> Directions for this task
Copy everything in the data below exactly except the pictures.

Figure data in JSON

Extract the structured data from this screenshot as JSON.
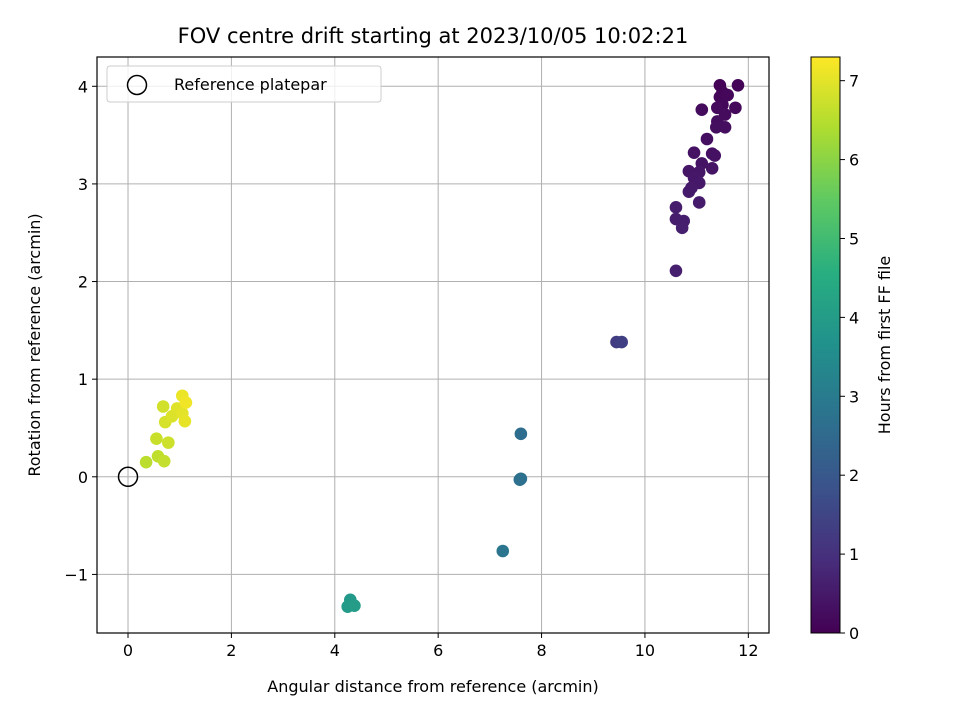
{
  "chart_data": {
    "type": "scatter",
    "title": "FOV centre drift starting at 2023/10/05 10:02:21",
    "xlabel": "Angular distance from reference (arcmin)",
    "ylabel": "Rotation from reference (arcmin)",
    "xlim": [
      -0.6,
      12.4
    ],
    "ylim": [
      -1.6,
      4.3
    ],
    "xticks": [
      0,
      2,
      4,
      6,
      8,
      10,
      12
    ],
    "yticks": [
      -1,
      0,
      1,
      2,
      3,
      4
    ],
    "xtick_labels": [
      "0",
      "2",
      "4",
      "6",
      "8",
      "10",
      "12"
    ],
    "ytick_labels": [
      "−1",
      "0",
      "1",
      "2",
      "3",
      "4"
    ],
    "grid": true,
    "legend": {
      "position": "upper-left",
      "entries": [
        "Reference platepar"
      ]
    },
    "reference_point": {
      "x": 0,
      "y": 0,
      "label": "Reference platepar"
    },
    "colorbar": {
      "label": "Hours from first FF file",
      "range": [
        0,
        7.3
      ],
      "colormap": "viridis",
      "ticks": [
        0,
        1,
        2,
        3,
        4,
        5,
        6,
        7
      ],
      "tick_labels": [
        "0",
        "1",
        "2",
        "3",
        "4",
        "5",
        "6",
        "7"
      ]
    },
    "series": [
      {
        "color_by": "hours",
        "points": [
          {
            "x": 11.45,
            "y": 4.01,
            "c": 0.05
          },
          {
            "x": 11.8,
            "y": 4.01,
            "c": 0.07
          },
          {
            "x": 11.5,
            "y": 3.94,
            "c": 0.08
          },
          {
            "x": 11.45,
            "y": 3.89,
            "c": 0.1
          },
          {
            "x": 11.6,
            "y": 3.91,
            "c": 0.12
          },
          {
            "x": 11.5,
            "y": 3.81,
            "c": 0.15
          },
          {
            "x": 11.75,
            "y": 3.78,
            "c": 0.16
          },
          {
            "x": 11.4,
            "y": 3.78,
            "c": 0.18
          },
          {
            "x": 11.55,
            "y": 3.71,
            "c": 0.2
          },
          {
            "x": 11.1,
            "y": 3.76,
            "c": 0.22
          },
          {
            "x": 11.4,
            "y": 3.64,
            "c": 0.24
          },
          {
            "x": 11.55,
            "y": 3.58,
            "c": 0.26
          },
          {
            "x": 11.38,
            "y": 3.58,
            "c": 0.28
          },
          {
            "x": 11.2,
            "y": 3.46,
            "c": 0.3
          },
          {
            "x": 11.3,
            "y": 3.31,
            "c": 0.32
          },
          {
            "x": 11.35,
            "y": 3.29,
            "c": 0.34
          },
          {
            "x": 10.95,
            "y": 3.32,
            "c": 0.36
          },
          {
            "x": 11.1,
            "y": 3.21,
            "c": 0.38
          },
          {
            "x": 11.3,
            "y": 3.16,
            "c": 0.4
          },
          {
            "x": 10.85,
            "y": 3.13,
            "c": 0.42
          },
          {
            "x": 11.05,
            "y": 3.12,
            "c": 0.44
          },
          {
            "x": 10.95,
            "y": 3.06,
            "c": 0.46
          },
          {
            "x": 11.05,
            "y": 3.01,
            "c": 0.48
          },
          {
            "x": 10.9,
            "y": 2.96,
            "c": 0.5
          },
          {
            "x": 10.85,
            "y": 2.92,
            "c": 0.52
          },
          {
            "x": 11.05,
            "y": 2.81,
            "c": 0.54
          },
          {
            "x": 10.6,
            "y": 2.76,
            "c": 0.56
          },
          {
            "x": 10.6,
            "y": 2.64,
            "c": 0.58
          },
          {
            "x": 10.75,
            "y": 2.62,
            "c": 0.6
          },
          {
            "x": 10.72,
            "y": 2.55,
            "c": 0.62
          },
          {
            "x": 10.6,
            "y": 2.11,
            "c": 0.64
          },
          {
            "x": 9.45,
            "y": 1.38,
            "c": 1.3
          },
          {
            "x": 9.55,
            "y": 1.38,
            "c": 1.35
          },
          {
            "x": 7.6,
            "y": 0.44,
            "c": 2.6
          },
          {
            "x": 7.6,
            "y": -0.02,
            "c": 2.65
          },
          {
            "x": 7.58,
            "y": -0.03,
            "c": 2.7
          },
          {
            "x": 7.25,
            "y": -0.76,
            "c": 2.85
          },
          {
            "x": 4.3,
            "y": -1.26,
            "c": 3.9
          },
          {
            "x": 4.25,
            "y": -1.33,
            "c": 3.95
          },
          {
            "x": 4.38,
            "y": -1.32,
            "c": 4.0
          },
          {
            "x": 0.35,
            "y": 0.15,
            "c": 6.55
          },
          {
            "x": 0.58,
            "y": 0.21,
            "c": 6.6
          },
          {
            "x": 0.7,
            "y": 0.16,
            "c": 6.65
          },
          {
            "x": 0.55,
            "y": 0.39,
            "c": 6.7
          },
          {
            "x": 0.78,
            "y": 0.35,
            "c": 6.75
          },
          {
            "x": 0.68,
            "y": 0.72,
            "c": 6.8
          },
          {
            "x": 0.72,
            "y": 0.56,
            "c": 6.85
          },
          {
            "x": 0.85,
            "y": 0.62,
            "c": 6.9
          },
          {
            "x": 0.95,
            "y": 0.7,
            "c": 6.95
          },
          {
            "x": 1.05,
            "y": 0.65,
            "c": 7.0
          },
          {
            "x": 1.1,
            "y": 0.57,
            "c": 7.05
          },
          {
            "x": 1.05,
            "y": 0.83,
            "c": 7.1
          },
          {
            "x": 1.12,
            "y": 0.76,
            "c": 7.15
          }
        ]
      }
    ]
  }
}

> The completed task
Extract the structured data from this screenshot as JSON.
{
  "chart_data": {
    "type": "scatter",
    "title": "FOV centre drift starting at 2023/10/05 10:02:21",
    "xlabel": "Angular distance from reference (arcmin)",
    "ylabel": "Rotation from reference (arcmin)",
    "xlim": [
      -0.6,
      12.4
    ],
    "ylim": [
      -1.6,
      4.3
    ],
    "xticks": [
      0,
      2,
      4,
      6,
      8,
      10,
      12
    ],
    "yticks": [
      -1,
      0,
      1,
      2,
      3,
      4
    ],
    "xtick_labels": [
      "0",
      "2",
      "4",
      "6",
      "8",
      "10",
      "12"
    ],
    "ytick_labels": [
      "−1",
      "0",
      "1",
      "2",
      "3",
      "4"
    ],
    "grid": true,
    "legend": {
      "position": "upper-left",
      "entries": [
        "Reference platepar"
      ]
    },
    "reference_point": {
      "x": 0,
      "y": 0,
      "label": "Reference platepar"
    },
    "colorbar": {
      "label": "Hours from first FF file",
      "range": [
        0,
        7.3
      ],
      "colormap": "viridis",
      "ticks": [
        0,
        1,
        2,
        3,
        4,
        5,
        6,
        7
      ],
      "tick_labels": [
        "0",
        "1",
        "2",
        "3",
        "4",
        "5",
        "6",
        "7"
      ]
    },
    "series": [
      {
        "color_by": "hours",
        "points": [
          {
            "x": 11.45,
            "y": 4.01,
            "c": 0.05
          },
          {
            "x": 11.8,
            "y": 4.01,
            "c": 0.07
          },
          {
            "x": 11.5,
            "y": 3.94,
            "c": 0.08
          },
          {
            "x": 11.45,
            "y": 3.89,
            "c": 0.1
          },
          {
            "x": 11.6,
            "y": 3.91,
            "c": 0.12
          },
          {
            "x": 11.5,
            "y": 3.81,
            "c": 0.15
          },
          {
            "x": 11.75,
            "y": 3.78,
            "c": 0.16
          },
          {
            "x": 11.4,
            "y": 3.78,
            "c": 0.18
          },
          {
            "x": 11.55,
            "y": 3.71,
            "c": 0.2
          },
          {
            "x": 11.1,
            "y": 3.76,
            "c": 0.22
          },
          {
            "x": 11.4,
            "y": 3.64,
            "c": 0.24
          },
          {
            "x": 11.55,
            "y": 3.58,
            "c": 0.26
          },
          {
            "x": 11.38,
            "y": 3.58,
            "c": 0.28
          },
          {
            "x": 11.2,
            "y": 3.46,
            "c": 0.3
          },
          {
            "x": 11.3,
            "y": 3.31,
            "c": 0.32
          },
          {
            "x": 11.35,
            "y": 3.29,
            "c": 0.34
          },
          {
            "x": 10.95,
            "y": 3.32,
            "c": 0.36
          },
          {
            "x": 11.1,
            "y": 3.21,
            "c": 0.38
          },
          {
            "x": 11.3,
            "y": 3.16,
            "c": 0.4
          },
          {
            "x": 10.85,
            "y": 3.13,
            "c": 0.42
          },
          {
            "x": 11.05,
            "y": 3.12,
            "c": 0.44
          },
          {
            "x": 10.95,
            "y": 3.06,
            "c": 0.46
          },
          {
            "x": 11.05,
            "y": 3.01,
            "c": 0.48
          },
          {
            "x": 10.9,
            "y": 2.96,
            "c": 0.5
          },
          {
            "x": 10.85,
            "y": 2.92,
            "c": 0.52
          },
          {
            "x": 11.05,
            "y": 2.81,
            "c": 0.54
          },
          {
            "x": 10.6,
            "y": 2.76,
            "c": 0.56
          },
          {
            "x": 10.6,
            "y": 2.64,
            "c": 0.58
          },
          {
            "x": 10.75,
            "y": 2.62,
            "c": 0.6
          },
          {
            "x": 10.72,
            "y": 2.55,
            "c": 0.62
          },
          {
            "x": 10.6,
            "y": 2.11,
            "c": 0.64
          },
          {
            "x": 9.45,
            "y": 1.38,
            "c": 1.3
          },
          {
            "x": 9.55,
            "y": 1.38,
            "c": 1.35
          },
          {
            "x": 7.6,
            "y": 0.44,
            "c": 2.6
          },
          {
            "x": 7.6,
            "y": -0.02,
            "c": 2.65
          },
          {
            "x": 7.58,
            "y": -0.03,
            "c": 2.7
          },
          {
            "x": 7.25,
            "y": -0.76,
            "c": 2.85
          },
          {
            "x": 4.3,
            "y": -1.26,
            "c": 3.9
          },
          {
            "x": 4.25,
            "y": -1.33,
            "c": 3.95
          },
          {
            "x": 4.38,
            "y": -1.32,
            "c": 4.0
          },
          {
            "x": 0.35,
            "y": 0.15,
            "c": 6.55
          },
          {
            "x": 0.58,
            "y": 0.21,
            "c": 6.6
          },
          {
            "x": 0.7,
            "y": 0.16,
            "c": 6.65
          },
          {
            "x": 0.55,
            "y": 0.39,
            "c": 6.7
          },
          {
            "x": 0.78,
            "y": 0.35,
            "c": 6.75
          },
          {
            "x": 0.68,
            "y": 0.72,
            "c": 6.8
          },
          {
            "x": 0.72,
            "y": 0.56,
            "c": 6.85
          },
          {
            "x": 0.85,
            "y": 0.62,
            "c": 6.9
          },
          {
            "x": 0.95,
            "y": 0.7,
            "c": 6.95
          },
          {
            "x": 1.05,
            "y": 0.65,
            "c": 7.0
          },
          {
            "x": 1.1,
            "y": 0.57,
            "c": 7.05
          },
          {
            "x": 1.05,
            "y": 0.83,
            "c": 7.1
          },
          {
            "x": 1.12,
            "y": 0.76,
            "c": 7.15
          }
        ]
      }
    ]
  }
}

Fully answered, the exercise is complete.